■ DESCRIPTION OF THE TASK
Extract the complete listing and repeat it word for word.

■ RECORDS PROVIDED

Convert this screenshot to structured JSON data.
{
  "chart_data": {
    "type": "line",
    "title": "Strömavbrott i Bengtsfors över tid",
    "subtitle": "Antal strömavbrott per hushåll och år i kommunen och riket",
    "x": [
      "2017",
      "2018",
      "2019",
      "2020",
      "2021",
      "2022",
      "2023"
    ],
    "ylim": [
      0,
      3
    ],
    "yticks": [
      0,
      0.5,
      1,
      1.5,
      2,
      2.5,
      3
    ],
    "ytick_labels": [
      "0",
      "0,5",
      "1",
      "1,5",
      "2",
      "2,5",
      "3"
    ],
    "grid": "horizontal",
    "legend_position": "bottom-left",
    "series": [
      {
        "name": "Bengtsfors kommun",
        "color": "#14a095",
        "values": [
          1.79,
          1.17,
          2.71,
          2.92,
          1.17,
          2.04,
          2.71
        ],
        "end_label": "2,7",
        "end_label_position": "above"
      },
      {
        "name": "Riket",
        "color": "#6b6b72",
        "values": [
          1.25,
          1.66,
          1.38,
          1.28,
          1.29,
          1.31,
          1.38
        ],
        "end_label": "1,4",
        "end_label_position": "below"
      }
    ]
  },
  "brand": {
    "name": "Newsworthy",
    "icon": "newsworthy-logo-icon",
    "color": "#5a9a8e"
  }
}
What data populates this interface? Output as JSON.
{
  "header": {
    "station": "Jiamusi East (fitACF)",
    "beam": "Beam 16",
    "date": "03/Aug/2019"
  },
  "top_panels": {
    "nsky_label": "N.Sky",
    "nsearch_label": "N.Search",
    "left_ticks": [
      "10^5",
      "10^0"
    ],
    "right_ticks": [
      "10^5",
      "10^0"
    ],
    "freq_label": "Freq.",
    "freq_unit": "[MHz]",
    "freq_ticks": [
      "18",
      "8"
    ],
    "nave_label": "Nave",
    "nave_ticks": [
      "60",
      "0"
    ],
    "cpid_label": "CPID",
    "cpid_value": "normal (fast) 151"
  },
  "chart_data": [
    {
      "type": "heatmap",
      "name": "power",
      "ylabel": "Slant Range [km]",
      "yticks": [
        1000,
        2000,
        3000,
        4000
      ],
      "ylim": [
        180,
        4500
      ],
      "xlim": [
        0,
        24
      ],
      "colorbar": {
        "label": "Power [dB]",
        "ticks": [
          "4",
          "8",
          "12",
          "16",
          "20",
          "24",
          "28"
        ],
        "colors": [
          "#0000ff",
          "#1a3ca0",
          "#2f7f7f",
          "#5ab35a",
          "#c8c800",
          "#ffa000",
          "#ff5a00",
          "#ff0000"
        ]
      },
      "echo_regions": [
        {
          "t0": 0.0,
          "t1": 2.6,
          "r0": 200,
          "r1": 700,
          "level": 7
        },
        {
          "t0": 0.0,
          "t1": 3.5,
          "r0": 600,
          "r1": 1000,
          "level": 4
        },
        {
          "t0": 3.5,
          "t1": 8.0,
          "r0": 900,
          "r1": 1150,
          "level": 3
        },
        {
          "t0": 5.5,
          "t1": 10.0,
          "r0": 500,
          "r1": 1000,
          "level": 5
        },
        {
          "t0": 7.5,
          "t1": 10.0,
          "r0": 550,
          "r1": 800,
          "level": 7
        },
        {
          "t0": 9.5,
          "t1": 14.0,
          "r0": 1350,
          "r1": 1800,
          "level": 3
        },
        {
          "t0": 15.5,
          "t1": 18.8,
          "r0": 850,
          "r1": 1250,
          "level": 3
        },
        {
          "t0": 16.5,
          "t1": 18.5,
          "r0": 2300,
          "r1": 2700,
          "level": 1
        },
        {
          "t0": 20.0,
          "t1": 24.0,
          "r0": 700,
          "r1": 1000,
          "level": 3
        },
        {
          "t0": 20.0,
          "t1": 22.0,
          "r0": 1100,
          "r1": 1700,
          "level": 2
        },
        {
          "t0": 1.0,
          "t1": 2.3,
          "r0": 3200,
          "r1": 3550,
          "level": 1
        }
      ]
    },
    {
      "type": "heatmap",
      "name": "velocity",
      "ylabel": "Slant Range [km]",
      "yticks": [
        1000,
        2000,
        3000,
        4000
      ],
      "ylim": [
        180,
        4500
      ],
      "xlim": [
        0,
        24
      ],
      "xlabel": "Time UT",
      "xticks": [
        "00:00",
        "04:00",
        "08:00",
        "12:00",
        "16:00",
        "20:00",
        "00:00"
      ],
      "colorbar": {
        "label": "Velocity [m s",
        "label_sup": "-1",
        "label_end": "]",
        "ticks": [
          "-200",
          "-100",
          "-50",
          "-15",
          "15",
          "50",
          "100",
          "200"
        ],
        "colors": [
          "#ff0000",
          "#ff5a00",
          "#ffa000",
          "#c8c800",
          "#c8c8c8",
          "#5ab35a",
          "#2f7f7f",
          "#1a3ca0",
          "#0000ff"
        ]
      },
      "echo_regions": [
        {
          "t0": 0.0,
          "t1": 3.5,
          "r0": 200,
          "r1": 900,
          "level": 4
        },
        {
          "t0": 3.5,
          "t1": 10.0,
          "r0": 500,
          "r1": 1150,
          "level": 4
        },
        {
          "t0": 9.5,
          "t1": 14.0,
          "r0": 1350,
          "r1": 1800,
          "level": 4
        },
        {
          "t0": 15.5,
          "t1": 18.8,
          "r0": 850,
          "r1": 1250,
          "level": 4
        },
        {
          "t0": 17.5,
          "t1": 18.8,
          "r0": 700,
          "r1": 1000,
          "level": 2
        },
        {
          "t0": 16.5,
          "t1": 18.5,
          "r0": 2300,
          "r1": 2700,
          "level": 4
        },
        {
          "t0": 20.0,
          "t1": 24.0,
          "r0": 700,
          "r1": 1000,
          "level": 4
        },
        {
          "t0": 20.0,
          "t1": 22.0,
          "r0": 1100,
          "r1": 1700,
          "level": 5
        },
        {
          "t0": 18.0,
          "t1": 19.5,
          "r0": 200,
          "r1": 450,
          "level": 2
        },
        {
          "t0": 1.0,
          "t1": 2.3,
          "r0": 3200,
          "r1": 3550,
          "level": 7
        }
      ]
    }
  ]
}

■ SOLUTION TO THIS EXERCISE
Convert this screenshot to structured JSON data.
{
  "chart_data": {
    "type": "line",
    "title": "Strömavbrott i Bengtsfors över tid",
    "subtitle": "Antal strömavbrott per hushåll och år i kommunen och riket",
    "x": [
      "2017",
      "2018",
      "2019",
      "2020",
      "2021",
      "2022",
      "2023"
    ],
    "ylim": [
      0,
      3
    ],
    "yticks": [
      0,
      0.5,
      1,
      1.5,
      2,
      2.5,
      3
    ],
    "ytick_labels": [
      "0",
      "0,5",
      "1",
      "1,5",
      "2",
      "2,5",
      "3"
    ],
    "grid": "horizontal",
    "legend_position": "bottom-left",
    "series": [
      {
        "name": "Bengtsfors kommun",
        "color": "#14a095",
        "values": [
          1.79,
          1.17,
          2.71,
          2.92,
          1.17,
          2.04,
          2.71
        ],
        "end_label": "2,7",
        "end_label_position": "above"
      },
      {
        "name": "Riket",
        "color": "#6b6b72",
        "values": [
          1.25,
          1.66,
          1.38,
          1.28,
          1.29,
          1.31,
          1.38
        ],
        "end_label": "1,4",
        "end_label_position": "below"
      }
    ]
  },
  "brand": {
    "name": "Newsworthy",
    "icon": "newsworthy-logo-icon",
    "color": "#5a9a8e"
  }
}
What data populates this interface? Output as JSON.
{
  "header": {
    "station": "Jiamusi East (fitACF)",
    "beam": "Beam 16",
    "date": "03/Aug/2019"
  },
  "top_panels": {
    "nsky_label": "N.Sky",
    "nsearch_label": "N.Search",
    "left_ticks": [
      "10^5",
      "10^0"
    ],
    "right_ticks": [
      "10^5",
      "10^0"
    ],
    "freq_label": "Freq.",
    "freq_unit": "[MHz]",
    "freq_ticks": [
      "18",
      "8"
    ],
    "nave_label": "Nave",
    "nave_ticks": [
      "60",
      "0"
    ],
    "cpid_label": "CPID",
    "cpid_value": "normal (fast) 151"
  },
  "chart_data": [
    {
      "type": "heatmap",
      "name": "power",
      "ylabel": "Slant Range [km]",
      "yticks": [
        1000,
        2000,
        3000,
        4000
      ],
      "ylim": [
        180,
        4500
      ],
      "xlim": [
        0,
        24
      ],
      "colorbar": {
        "label": "Power [dB]",
        "ticks": [
          "4",
          "8",
          "12",
          "16",
          "20",
          "24",
          "28"
        ],
        "colors": [
          "#0000ff",
          "#1a3ca0",
          "#2f7f7f",
          "#5ab35a",
          "#c8c800",
          "#ffa000",
          "#ff5a00",
          "#ff0000"
        ]
      },
      "echo_regions": [
        {
          "t0": 0.0,
          "t1": 2.6,
          "r0": 200,
          "r1": 700,
          "level": 7
        },
        {
          "t0": 0.0,
          "t1": 3.5,
          "r0": 600,
          "r1": 1000,
          "level": 4
        },
        {
          "t0": 3.5,
          "t1": 8.0,
          "r0": 900,
          "r1": 1150,
          "level": 3
        },
        {
          "t0": 5.5,
          "t1": 10.0,
          "r0": 500,
          "r1": 1000,
          "level": 5
        },
        {
          "t0": 7.5,
          "t1": 10.0,
          "r0": 550,
          "r1": 800,
          "level": 7
        },
        {
          "t0": 9.5,
          "t1": 14.0,
          "r0": 1350,
          "r1": 1800,
          "level": 3
        },
        {
          "t0": 15.5,
          "t1": 18.8,
          "r0": 850,
          "r1": 1250,
          "level": 3
        },
        {
          "t0": 16.5,
          "t1": 18.5,
          "r0": 2300,
          "r1": 2700,
          "level": 1
        },
        {
          "t0": 20.0,
          "t1": 24.0,
          "r0": 700,
          "r1": 1000,
          "level": 3
        },
        {
          "t0": 20.0,
          "t1": 22.0,
          "r0": 1100,
          "r1": 1700,
          "level": 2
        },
        {
          "t0": 1.0,
          "t1": 2.3,
          "r0": 3200,
          "r1": 3550,
          "level": 1
        }
      ]
    },
    {
      "type": "heatmap",
      "name": "velocity",
      "ylabel": "Slant Range [km]",
      "yticks": [
        1000,
        2000,
        3000,
        4000
      ],
      "ylim": [
        180,
        4500
      ],
      "xlim": [
        0,
        24
      ],
      "xlabel": "Time UT",
      "xticks": [
        "00:00",
        "04:00",
        "08:00",
        "12:00",
        "16:00",
        "20:00",
        "00:00"
      ],
      "colorbar": {
        "label": "Velocity [m s",
        "label_sup": "-1",
        "label_end": "]",
        "ticks": [
          "-200",
          "-100",
          "-50",
          "-15",
          "15",
          "50",
          "100",
          "200"
        ],
        "colors": [
          "#ff0000",
          "#ff5a00",
          "#ffa000",
          "#c8c800",
          "#c8c8c8",
          "#5ab35a",
          "#2f7f7f",
          "#1a3ca0",
          "#0000ff"
        ]
      },
      "echo_regions": [
        {
          "t0": 0.0,
          "t1": 3.5,
          "r0": 200,
          "r1": 900,
          "level": 4
        },
        {
          "t0": 3.5,
          "t1": 10.0,
          "r0": 500,
          "r1": 1150,
          "level": 4
        },
        {
          "t0": 9.5,
          "t1": 14.0,
          "r0": 1350,
          "r1": 1800,
          "level": 4
        },
        {
          "t0": 15.5,
          "t1": 18.8,
          "r0": 850,
          "r1": 1250,
          "level": 4
        },
        {
          "t0": 17.5,
          "t1": 18.8,
          "r0": 700,
          "r1": 1000,
          "level": 2
        },
        {
          "t0": 16.5,
          "t1": 18.5,
          "r0": 2300,
          "r1": 2700,
          "level": 4
        },
        {
          "t0": 20.0,
          "t1": 24.0,
          "r0": 700,
          "r1": 1000,
          "level": 4
        },
        {
          "t0": 20.0,
          "t1": 22.0,
          "r0": 1100,
          "r1": 1700,
          "level": 5
        },
        {
          "t0": 18.0,
          "t1": 19.5,
          "r0": 200,
          "r1": 450,
          "level": 2
        },
        {
          "t0": 1.0,
          "t1": 2.3,
          "r0": 3200,
          "r1": 3550,
          "level": 7
        }
      ]
    }
  ]
}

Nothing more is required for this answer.